Figure record extracts
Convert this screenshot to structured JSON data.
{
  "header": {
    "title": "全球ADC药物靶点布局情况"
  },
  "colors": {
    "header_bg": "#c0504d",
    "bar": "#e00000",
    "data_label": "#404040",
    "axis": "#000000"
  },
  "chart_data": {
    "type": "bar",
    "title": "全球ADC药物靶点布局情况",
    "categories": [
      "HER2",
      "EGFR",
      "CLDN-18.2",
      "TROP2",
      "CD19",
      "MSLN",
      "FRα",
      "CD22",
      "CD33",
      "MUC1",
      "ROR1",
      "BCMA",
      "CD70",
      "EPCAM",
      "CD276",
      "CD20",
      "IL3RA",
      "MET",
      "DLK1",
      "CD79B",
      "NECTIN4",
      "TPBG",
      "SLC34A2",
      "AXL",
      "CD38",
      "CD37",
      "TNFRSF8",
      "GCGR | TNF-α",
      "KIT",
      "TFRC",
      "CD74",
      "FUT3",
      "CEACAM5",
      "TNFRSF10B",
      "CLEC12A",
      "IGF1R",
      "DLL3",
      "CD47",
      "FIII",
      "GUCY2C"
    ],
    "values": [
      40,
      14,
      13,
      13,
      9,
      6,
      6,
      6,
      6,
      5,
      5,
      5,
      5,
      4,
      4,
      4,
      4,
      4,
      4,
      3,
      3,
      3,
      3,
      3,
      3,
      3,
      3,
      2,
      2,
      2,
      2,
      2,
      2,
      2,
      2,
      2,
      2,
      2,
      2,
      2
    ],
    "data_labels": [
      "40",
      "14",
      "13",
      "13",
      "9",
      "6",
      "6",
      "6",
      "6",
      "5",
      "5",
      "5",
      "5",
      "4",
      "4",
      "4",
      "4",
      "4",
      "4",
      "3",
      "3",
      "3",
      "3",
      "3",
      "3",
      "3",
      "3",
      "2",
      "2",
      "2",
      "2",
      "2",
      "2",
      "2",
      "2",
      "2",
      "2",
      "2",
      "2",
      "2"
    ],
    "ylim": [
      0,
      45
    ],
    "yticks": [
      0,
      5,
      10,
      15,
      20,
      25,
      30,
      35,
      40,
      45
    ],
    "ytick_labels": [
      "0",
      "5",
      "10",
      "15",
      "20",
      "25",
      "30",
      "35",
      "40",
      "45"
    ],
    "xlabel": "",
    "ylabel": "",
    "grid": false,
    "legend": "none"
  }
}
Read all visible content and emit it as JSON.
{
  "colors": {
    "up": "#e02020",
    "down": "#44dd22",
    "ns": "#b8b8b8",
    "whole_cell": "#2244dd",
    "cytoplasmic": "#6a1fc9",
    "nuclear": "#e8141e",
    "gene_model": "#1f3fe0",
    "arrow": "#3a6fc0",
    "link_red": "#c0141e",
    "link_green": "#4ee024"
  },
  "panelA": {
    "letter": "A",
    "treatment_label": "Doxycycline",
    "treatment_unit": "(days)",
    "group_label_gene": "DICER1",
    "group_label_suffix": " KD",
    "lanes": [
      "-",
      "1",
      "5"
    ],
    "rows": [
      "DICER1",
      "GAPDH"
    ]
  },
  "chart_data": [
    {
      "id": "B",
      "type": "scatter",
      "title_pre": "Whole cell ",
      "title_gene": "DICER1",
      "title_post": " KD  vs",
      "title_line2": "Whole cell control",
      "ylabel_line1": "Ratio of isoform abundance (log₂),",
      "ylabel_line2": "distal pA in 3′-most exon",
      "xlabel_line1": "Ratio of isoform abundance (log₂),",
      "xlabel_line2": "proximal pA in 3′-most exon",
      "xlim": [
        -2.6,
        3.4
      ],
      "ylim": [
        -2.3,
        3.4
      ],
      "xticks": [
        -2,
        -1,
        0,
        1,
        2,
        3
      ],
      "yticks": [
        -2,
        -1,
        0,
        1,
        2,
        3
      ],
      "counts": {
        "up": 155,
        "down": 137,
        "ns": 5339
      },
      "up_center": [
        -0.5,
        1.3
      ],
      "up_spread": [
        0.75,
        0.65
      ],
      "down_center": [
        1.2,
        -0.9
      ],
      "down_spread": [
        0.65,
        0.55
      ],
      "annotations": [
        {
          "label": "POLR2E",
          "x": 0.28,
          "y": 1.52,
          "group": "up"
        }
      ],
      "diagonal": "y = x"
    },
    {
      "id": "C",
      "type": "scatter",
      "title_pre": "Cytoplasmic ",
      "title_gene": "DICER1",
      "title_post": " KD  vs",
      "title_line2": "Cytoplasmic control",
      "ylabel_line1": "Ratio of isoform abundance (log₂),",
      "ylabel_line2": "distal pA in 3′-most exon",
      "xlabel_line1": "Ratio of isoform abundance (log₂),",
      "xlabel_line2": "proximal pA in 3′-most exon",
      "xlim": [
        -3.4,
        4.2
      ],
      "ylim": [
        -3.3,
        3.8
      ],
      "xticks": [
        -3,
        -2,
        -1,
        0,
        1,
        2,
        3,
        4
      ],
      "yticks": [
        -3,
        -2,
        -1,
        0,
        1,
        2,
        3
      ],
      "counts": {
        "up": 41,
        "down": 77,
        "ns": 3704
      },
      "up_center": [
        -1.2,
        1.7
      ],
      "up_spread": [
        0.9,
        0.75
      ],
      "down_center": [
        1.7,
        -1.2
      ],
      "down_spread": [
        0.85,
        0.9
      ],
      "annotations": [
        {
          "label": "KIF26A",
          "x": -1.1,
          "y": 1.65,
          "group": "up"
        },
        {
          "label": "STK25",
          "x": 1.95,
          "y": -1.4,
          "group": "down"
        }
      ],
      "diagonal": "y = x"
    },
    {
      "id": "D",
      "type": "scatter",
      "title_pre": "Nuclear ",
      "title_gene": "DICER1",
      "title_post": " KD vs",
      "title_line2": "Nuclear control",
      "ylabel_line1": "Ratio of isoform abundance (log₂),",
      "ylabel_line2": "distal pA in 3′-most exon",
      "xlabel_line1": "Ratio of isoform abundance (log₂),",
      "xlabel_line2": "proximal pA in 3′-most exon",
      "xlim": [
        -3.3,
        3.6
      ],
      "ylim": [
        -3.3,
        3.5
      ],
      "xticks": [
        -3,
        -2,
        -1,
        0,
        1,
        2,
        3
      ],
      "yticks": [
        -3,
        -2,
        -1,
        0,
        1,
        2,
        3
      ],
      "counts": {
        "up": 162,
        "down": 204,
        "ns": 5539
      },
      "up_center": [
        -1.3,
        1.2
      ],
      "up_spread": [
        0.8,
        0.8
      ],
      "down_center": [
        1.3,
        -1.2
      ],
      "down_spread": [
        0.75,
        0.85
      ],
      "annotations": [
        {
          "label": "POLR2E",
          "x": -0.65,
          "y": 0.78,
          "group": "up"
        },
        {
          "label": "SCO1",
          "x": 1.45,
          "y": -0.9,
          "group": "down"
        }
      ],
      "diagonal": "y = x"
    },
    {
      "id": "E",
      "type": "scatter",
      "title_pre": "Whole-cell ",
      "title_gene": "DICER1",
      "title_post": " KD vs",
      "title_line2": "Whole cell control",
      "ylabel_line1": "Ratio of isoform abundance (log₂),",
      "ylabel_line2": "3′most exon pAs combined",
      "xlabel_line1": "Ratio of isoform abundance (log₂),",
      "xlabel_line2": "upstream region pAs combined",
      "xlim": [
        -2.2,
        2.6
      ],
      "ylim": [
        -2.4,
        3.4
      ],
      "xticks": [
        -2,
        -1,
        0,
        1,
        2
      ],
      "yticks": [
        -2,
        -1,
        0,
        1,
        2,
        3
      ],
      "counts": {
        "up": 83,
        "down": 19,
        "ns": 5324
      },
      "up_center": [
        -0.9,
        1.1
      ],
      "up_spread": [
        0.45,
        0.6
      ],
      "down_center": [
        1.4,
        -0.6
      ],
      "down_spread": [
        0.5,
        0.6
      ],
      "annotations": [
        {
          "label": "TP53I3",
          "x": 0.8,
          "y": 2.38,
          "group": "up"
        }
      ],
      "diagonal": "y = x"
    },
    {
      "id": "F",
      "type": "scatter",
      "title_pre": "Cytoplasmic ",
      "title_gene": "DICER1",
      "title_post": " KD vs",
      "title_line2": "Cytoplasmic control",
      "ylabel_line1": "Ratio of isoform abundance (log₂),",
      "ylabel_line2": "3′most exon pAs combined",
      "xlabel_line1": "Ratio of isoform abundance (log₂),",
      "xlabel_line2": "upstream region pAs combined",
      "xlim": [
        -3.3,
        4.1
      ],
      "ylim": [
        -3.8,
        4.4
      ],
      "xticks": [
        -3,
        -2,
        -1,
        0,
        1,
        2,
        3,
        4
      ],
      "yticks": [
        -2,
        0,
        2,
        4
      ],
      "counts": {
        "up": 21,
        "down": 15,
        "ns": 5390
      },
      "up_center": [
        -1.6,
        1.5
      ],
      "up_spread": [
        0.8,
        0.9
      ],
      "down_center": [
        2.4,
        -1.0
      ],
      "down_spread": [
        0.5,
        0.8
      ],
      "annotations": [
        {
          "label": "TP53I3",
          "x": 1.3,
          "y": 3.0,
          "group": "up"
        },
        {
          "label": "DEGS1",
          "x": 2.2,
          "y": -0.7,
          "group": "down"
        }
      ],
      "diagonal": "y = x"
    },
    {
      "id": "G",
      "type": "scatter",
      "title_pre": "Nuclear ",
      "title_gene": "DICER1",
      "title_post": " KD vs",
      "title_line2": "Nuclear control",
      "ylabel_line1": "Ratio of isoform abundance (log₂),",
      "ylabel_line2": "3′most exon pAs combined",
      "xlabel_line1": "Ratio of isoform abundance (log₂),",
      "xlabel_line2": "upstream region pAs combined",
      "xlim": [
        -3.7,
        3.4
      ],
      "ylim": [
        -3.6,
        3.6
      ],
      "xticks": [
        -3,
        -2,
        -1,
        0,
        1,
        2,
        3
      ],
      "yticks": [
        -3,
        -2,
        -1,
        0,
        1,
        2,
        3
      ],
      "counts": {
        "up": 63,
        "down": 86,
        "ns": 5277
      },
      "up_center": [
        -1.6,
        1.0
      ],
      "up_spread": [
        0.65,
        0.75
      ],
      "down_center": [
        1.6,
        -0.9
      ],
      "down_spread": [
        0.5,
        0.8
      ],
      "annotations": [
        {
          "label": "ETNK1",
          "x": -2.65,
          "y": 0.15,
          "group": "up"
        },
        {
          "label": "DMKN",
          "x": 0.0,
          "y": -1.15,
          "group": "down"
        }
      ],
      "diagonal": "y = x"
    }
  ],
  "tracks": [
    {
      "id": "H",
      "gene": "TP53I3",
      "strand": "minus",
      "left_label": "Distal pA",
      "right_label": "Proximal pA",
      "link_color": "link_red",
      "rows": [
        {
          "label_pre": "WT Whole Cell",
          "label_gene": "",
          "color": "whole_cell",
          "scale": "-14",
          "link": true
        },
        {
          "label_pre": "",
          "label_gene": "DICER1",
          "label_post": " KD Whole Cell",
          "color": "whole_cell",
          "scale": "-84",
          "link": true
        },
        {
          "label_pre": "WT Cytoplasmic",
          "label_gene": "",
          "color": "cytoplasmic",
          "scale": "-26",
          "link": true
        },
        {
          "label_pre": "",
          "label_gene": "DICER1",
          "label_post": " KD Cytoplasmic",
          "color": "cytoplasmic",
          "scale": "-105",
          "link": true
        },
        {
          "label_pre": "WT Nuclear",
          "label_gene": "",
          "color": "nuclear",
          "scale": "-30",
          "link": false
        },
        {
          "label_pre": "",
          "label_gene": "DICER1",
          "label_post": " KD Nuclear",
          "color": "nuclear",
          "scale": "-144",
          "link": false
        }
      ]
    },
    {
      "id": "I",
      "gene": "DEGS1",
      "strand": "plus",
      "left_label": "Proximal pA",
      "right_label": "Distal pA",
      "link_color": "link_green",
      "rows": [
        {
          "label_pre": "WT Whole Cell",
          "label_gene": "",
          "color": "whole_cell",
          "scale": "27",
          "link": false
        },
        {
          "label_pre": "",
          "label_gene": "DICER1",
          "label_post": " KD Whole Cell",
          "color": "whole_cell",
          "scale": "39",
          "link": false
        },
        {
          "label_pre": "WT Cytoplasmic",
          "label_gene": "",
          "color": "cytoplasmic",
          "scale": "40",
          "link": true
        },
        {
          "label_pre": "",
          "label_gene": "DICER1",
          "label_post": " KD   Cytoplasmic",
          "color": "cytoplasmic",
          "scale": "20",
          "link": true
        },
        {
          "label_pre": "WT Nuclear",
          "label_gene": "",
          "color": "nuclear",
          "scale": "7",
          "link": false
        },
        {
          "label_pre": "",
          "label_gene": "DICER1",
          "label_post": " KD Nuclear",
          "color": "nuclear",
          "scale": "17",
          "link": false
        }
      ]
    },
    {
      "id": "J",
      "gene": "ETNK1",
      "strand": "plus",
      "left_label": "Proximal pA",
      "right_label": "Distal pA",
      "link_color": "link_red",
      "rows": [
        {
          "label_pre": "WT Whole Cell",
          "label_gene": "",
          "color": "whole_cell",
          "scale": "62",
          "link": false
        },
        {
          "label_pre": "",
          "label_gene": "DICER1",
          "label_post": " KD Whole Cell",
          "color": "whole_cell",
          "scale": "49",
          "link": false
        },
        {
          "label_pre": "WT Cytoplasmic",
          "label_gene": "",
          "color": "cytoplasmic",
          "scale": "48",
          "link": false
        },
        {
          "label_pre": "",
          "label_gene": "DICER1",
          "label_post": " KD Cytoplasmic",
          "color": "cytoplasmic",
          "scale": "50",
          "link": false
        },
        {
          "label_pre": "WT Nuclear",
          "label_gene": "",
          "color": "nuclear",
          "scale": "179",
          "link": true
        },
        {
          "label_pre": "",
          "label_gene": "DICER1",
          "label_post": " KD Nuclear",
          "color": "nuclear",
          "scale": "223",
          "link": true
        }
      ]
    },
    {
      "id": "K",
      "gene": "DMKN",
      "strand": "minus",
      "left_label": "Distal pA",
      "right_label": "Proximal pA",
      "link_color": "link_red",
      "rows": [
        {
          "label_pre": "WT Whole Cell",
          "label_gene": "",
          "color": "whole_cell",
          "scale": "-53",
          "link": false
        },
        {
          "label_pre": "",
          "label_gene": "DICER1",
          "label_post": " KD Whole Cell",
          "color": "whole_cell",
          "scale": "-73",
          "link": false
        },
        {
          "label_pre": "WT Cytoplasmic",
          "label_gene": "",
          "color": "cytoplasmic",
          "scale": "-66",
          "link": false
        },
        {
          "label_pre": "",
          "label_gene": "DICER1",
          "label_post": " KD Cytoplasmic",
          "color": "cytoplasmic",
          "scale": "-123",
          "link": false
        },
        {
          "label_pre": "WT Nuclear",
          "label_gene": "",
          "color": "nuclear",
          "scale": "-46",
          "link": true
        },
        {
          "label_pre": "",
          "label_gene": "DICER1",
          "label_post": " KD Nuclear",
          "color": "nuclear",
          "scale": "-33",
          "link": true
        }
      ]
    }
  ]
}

Problem details: Copy down every line of the material above that includes the string "JSON".

Written reply:
Convert this screenshot to structured JSON data.
Read all visible content and emit it as JSON.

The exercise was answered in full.